> THE INPUT

========================

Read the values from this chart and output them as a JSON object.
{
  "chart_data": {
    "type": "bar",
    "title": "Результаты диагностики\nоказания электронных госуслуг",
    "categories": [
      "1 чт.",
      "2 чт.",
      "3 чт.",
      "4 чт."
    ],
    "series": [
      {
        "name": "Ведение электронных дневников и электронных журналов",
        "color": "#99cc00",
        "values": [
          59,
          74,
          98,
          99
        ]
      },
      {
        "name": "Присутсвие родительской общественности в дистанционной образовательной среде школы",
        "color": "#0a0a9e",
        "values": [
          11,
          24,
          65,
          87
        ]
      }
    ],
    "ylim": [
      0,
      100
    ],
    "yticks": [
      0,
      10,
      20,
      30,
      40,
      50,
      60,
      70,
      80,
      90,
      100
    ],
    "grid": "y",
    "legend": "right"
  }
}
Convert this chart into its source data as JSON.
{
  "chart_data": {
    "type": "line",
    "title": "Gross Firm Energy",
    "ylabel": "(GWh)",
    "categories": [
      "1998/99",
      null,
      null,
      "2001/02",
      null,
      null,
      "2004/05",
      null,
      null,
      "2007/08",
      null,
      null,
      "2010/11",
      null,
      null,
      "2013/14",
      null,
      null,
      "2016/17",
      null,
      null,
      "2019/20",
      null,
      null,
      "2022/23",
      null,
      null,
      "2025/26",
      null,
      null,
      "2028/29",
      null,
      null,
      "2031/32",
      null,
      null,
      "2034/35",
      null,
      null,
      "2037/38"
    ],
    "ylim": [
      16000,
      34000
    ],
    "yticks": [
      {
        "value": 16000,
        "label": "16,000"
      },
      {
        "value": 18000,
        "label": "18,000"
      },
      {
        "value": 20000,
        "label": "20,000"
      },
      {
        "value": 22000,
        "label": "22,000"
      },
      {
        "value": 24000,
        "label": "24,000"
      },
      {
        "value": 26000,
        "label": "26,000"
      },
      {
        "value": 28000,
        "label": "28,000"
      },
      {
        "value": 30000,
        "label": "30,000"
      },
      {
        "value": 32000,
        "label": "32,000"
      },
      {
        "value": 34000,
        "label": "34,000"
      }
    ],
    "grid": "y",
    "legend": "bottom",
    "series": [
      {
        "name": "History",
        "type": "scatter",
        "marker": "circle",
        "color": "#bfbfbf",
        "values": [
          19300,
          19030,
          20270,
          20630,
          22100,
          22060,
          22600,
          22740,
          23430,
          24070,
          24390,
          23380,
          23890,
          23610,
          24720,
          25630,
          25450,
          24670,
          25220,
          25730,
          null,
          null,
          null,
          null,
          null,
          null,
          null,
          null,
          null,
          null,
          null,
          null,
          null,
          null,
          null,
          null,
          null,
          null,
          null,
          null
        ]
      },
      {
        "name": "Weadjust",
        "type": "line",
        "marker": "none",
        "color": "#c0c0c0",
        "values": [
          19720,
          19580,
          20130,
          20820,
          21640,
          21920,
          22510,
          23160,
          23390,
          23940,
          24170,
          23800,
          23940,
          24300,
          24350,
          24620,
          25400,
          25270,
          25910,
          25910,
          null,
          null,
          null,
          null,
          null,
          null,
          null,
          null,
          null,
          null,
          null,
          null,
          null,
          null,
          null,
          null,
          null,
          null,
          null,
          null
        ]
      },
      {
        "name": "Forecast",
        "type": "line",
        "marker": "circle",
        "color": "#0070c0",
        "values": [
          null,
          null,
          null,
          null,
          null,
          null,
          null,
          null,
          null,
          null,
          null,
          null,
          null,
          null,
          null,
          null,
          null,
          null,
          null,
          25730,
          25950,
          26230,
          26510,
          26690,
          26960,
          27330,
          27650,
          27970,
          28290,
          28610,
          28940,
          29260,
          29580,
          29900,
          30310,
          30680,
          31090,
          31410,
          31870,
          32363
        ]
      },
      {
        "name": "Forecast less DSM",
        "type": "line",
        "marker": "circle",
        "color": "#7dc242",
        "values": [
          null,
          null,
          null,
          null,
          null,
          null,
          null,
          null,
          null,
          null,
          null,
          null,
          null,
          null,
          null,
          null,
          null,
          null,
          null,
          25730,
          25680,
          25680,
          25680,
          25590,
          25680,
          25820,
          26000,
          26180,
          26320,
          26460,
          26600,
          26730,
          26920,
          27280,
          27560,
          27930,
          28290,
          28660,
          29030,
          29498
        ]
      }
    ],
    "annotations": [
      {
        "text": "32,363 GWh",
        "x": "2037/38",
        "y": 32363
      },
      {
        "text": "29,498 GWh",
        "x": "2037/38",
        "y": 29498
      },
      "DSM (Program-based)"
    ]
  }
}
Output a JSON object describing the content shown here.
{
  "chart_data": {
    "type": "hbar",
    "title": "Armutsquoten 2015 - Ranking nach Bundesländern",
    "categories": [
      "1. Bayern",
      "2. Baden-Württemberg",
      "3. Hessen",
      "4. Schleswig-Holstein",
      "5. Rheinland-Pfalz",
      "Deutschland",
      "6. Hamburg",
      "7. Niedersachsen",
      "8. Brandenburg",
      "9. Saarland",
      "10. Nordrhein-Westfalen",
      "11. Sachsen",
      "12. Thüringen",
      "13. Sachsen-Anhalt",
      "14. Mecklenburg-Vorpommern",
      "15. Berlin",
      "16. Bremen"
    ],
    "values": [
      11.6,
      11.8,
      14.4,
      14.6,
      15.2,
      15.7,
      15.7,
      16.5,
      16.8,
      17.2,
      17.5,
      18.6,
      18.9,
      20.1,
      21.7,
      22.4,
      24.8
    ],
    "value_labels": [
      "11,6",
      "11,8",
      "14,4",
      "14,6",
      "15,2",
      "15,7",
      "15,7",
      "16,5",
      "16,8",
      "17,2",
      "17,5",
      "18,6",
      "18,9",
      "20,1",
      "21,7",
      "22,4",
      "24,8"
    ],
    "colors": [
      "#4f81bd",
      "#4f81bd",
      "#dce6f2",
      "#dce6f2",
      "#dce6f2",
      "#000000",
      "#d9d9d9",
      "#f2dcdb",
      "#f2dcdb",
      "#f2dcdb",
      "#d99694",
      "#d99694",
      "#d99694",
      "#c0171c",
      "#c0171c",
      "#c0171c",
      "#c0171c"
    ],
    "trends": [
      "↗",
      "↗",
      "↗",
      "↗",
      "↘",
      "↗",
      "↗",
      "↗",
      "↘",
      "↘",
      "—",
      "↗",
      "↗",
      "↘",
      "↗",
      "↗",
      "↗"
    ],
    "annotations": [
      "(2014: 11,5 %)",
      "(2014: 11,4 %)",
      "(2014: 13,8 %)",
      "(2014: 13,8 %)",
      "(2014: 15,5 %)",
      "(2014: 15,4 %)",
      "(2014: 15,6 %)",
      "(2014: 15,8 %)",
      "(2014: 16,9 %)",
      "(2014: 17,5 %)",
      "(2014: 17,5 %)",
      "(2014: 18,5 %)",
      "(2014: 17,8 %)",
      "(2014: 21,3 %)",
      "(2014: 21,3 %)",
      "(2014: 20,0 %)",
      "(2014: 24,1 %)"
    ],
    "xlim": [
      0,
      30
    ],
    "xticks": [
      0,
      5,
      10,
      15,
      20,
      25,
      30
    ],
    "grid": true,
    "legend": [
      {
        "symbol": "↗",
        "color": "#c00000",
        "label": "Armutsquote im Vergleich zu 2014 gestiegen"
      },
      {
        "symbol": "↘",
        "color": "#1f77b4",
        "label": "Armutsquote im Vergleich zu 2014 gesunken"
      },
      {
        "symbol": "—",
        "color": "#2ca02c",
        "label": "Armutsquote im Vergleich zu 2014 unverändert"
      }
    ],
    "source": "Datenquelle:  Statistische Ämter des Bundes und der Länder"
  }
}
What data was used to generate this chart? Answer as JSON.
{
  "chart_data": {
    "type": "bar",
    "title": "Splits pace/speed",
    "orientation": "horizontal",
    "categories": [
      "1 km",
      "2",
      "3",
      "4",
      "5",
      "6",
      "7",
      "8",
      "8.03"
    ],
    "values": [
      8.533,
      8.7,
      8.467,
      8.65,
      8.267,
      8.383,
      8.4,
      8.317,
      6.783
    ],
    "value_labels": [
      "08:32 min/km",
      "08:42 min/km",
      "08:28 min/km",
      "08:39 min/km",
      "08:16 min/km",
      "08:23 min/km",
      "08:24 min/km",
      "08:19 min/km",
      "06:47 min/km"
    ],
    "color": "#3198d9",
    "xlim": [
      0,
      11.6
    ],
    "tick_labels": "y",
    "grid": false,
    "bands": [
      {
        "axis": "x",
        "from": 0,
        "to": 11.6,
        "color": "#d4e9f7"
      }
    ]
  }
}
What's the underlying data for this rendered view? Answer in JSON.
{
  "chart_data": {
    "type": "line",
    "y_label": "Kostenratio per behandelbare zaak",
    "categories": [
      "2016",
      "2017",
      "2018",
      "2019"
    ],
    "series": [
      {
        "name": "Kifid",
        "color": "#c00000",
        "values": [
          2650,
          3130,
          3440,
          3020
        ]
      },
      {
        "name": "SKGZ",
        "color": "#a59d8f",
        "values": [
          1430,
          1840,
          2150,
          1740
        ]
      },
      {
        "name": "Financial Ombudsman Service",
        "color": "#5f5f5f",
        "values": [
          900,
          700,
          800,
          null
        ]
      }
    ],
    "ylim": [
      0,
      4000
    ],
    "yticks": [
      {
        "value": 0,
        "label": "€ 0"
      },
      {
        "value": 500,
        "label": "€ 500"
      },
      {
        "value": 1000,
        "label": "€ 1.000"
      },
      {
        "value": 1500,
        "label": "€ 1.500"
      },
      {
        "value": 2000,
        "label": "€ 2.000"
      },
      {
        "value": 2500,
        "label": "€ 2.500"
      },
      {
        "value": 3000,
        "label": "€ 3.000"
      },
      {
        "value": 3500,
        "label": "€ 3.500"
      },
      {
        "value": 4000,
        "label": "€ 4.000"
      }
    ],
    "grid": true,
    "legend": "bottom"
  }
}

========================

> WRITTEN INSTRUCTION
Check each line of the records for "Vergleich" and copy the ones that contain it.

> SOLUTION FOR THIS EXERCISE
        "label": "Armutsquote im Vergleich zu 2014 gestiegen"
        "label": "Armutsquote im Vergleich zu 2014 gesunken"
        "label": "Armutsquote im Vergleich zu 2014 unverändert"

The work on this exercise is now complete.